■ **Stored items**:
━━━━━━━━━━━━━━━━

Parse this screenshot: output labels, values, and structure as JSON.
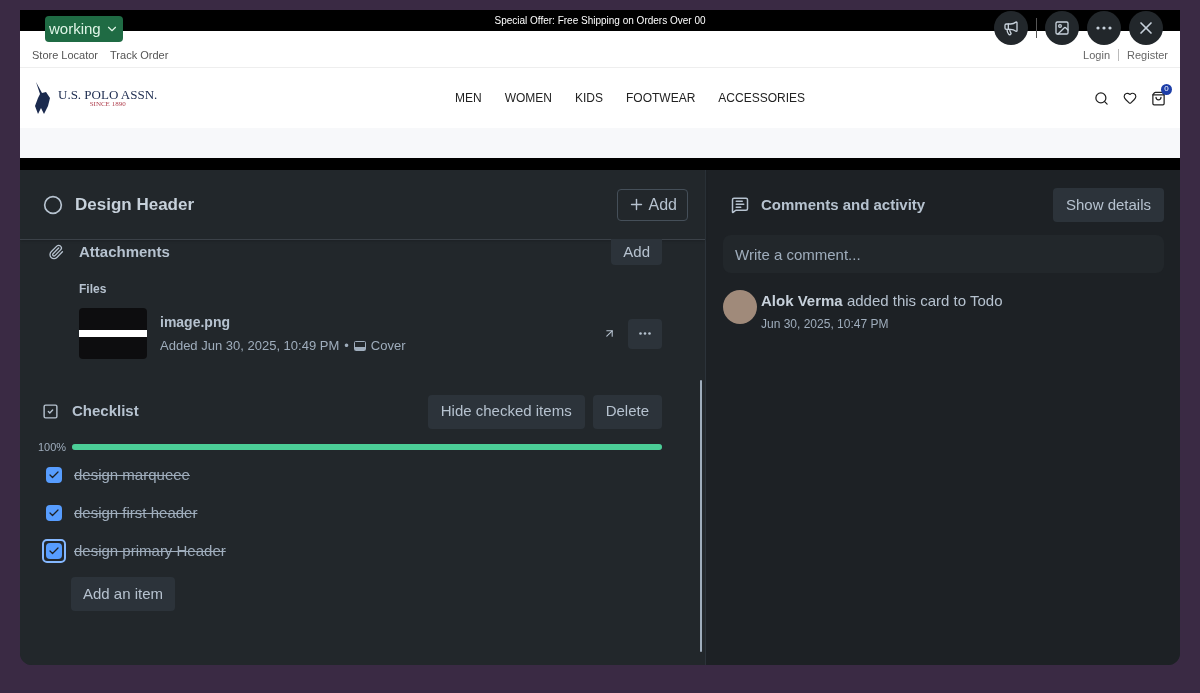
{
  "status_badge": {
    "label": "working"
  },
  "cover": {
    "promo": "Special Offer: Free Shipping on Orders Over 00",
    "top_links": [
      "Store Locator",
      "Track Order"
    ],
    "account_links": [
      "Login",
      "Register"
    ],
    "logo": {
      "name": "U.S. POLO ASSN.",
      "tagline": "SINCE 1890"
    },
    "nav": [
      "MEN",
      "WOMEN",
      "KIDS",
      "FOOTWEAR",
      "ACCESSORIES"
    ],
    "cart_count": "0"
  },
  "card": {
    "title": "Design Header",
    "completed": false,
    "add_button": "Add"
  },
  "attachments": {
    "title": "Attachments",
    "add_button": "Add",
    "files_label": "Files",
    "files": [
      {
        "name": "image.png",
        "added": "Added Jun 30, 2025, 10:49 PM",
        "separator": "•",
        "cover_label": "Cover"
      }
    ]
  },
  "checklist": {
    "title": "Checklist",
    "hide_button": "Hide checked items",
    "delete_button": "Delete",
    "percent": "100%",
    "level": 1,
    "add_item": "Add an item",
    "items": [
      {
        "text": "design marqueee",
        "checked": true,
        "focused": false
      },
      {
        "text": "design first header",
        "checked": true,
        "focused": false
      },
      {
        "text": "design primary Header",
        "checked": true,
        "focused": true
      }
    ]
  },
  "activity": {
    "title": "Comments and activity",
    "details_button": "Show details",
    "placeholder": "Write a comment...",
    "entries": [
      {
        "text": "**Alok Verma** added this card to Todo",
        "time": "Jun 30, 2025, 10:47 PM"
      }
    ]
  }
}
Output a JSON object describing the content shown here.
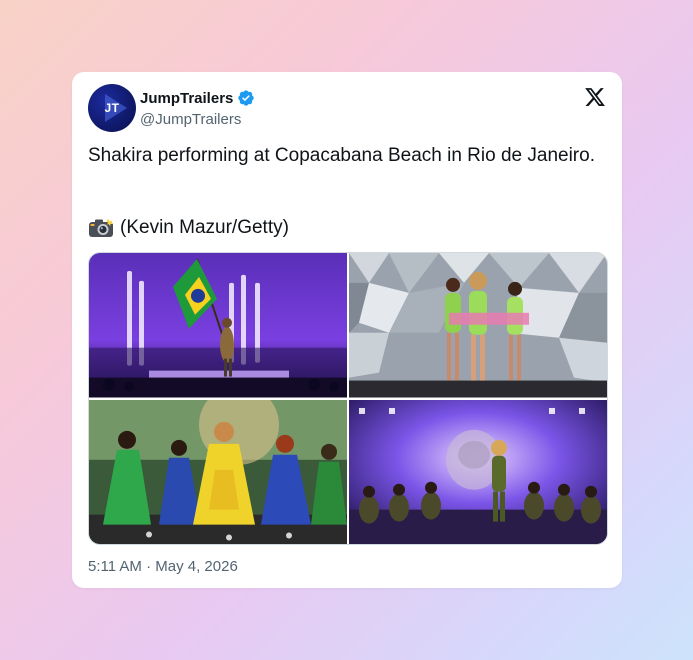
{
  "author": {
    "initials": "JT",
    "name": "JumpTrailers",
    "handle": "@JumpTrailers",
    "verified": true,
    "verified_color": "#1d9bf0"
  },
  "post": {
    "text": "Shakira performing at Copacabana Beach in Rio de Janeiro.",
    "credit_icon": "camera-icon",
    "credit": "(Kevin Mazur/Getty)",
    "timestamp": "5:11 AM · May 4, 2026"
  },
  "media": {
    "photos": [
      {
        "subject": "stage-flag-photo"
      },
      {
        "subject": "mirror-stage-photo"
      },
      {
        "subject": "dancers-photo"
      },
      {
        "subject": "tiger-stage-photo"
      }
    ]
  },
  "icons": {
    "platform": "x-logo-icon"
  }
}
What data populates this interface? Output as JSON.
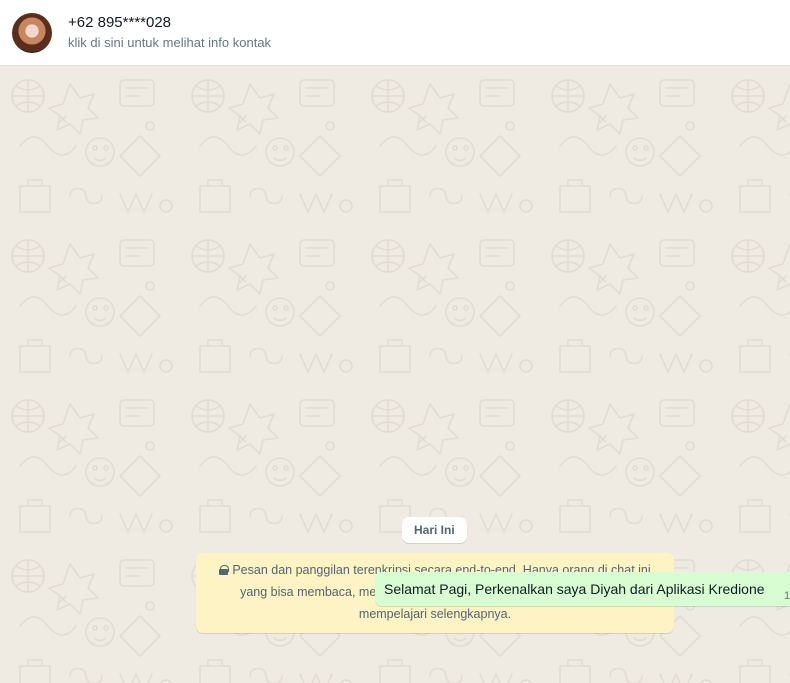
{
  "header": {
    "contact_name": "+62 895****028",
    "contact_subtitle": "klik di sini untuk melihat info kontak"
  },
  "chat": {
    "date_chip": "Hari Ini",
    "encryption_notice": "Pesan dan panggilan terenkripsi secara end-to-end. Hanya orang di chat ini yang bisa membaca, mendengarkan, atau membagikannya. Klik untuk mempelajari selengkapnya.",
    "messages": [
      {
        "direction": "outgoing",
        "text": "Selamat Pagi, Perkenalkan saya Diyah dari Aplikasi Kredione",
        "time_fragment": "1"
      }
    ]
  },
  "colors": {
    "header_bg": "#ffffff",
    "wallpaper_bg": "#efeae2",
    "notice_bg": "#fdf3c5",
    "outgoing_bubble_bg": "#d9fdd3"
  },
  "icons": [
    "contact-avatar",
    "lock-icon"
  ]
}
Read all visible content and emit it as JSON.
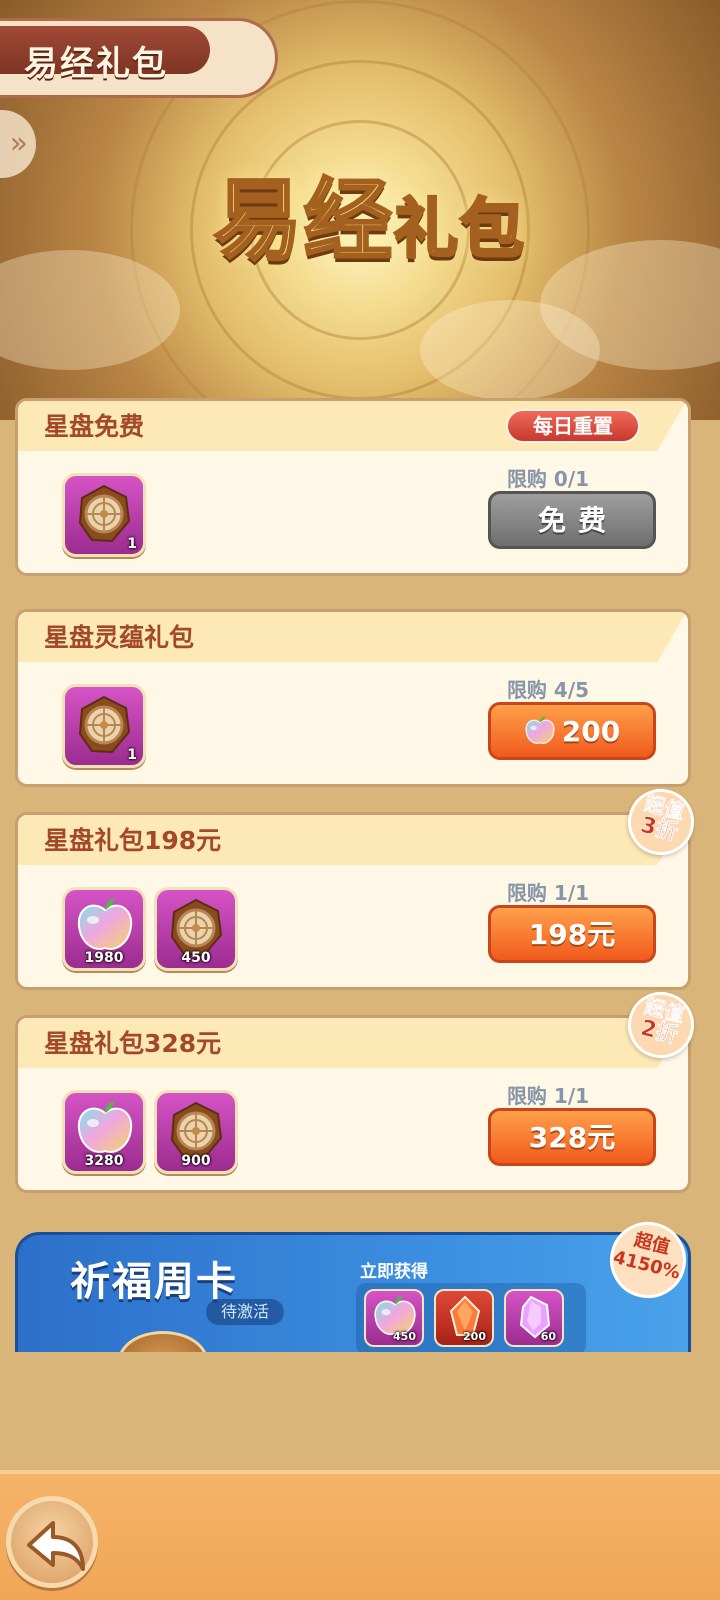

━━━━━━━━━━━━━━━━

■ **PROBLEM REQUIREMENTS**:
Leave out the pictures and return every record word for word.

■ **IN RESPONSE**:
Parse this screenshot: output labels, values, and structure as JSON.
{
  "status_badge": {
    "label": "working"
  },
  "cover": {
    "promo": "Special Offer: Free Shipping on Orders Over 00",
    "top_links": [
      "Store Locator",
      "Track Order"
    ],
    "account_links": [
      "Login",
      "Register"
    ],
    "logo": {
      "name": "U.S. POLO ASSN.",
      "tagline": "SINCE 1890"
    },
    "nav": [
      "MEN",
      "WOMEN",
      "KIDS",
      "FOOTWEAR",
      "ACCESSORIES"
    ],
    "cart_count": "0"
  },
  "card": {
    "title": "Design Header",
    "completed": false,
    "add_button": "Add"
  },
  "attachments": {
    "title": "Attachments",
    "add_button": "Add",
    "files_label": "Files",
    "files": [
      {
        "name": "image.png",
        "added": "Added Jun 30, 2025, 10:49 PM",
        "separator": "•",
        "cover_label": "Cover"
      }
    ]
  },
  "checklist": {
    "title": "Checklist",
    "hide_button": "Hide checked items",
    "delete_button": "Delete",
    "percent": "100%",
    "level": 1,
    "add_item": "Add an item",
    "items": [
      {
        "text": "design marqueee",
        "checked": true,
        "focused": false
      },
      {
        "text": "design first header",
        "checked": true,
        "focused": false
      },
      {
        "text": "design primary Header",
        "checked": true,
        "focused": true
      }
    ]
  },
  "activity": {
    "title": "Comments and activity",
    "details_button": "Show details",
    "placeholder": "Write a comment...",
    "entries": [
      {
        "text": "**Alok Verma** added this card to Todo",
        "time": "Jun 30, 2025, 10:47 PM"
      }
    ]
  }
}
Output a JSON object describing the content shown here.
{
  "author": {
    "initials": "JT",
    "name": "JumpTrailers",
    "handle": "@JumpTrailers",
    "verified": true,
    "verified_color": "#1d9bf0"
  },
  "post": {
    "text": "Shakira performing at Copacabana Beach in Rio de Janeiro.",
    "credit_icon": "camera-icon",
    "credit": "(Kevin Mazur/Getty)",
    "timestamp": "5:11 AM · May 4, 2026"
  },
  "media": {
    "photos": [
      {
        "subject": "stage-flag-photo"
      },
      {
        "subject": "mirror-stage-photo"
      },
      {
        "subject": "dancers-photo"
      },
      {
        "subject": "tiger-stage-photo"
      }
    ]
  },
  "icons": {
    "platform": "x-logo-icon"
  }
}
What data populates this interface? Output as JSON.
{
  "header": {
    "contact_name": "+62 895****028",
    "contact_subtitle": "klik di sini untuk melihat info kontak"
  },
  "chat": {
    "date_chip": "Hari Ini",
    "encryption_notice": "Pesan dan panggilan terenkripsi secara end-to-end. Hanya orang di chat ini yang bisa membaca, mendengarkan, atau membagikannya. Klik untuk mempelajari selengkapnya.",
    "messages": [
      {
        "direction": "outgoing",
        "text": "Selamat Pagi, Perkenalkan saya Diyah dari Aplikasi Kredione",
        "time_fragment": "1"
      }
    ]
  },
  "colors": {
    "header_bg": "#ffffff",
    "wallpaper_bg": "#efeae2",
    "notice_bg": "#fdf3c5",
    "outgoing_bubble_bg": "#d9fdd3"
  },
  "icons": [
    "contact-avatar",
    "lock-icon"
  ]
}
Read all visible content and emit it as JSON.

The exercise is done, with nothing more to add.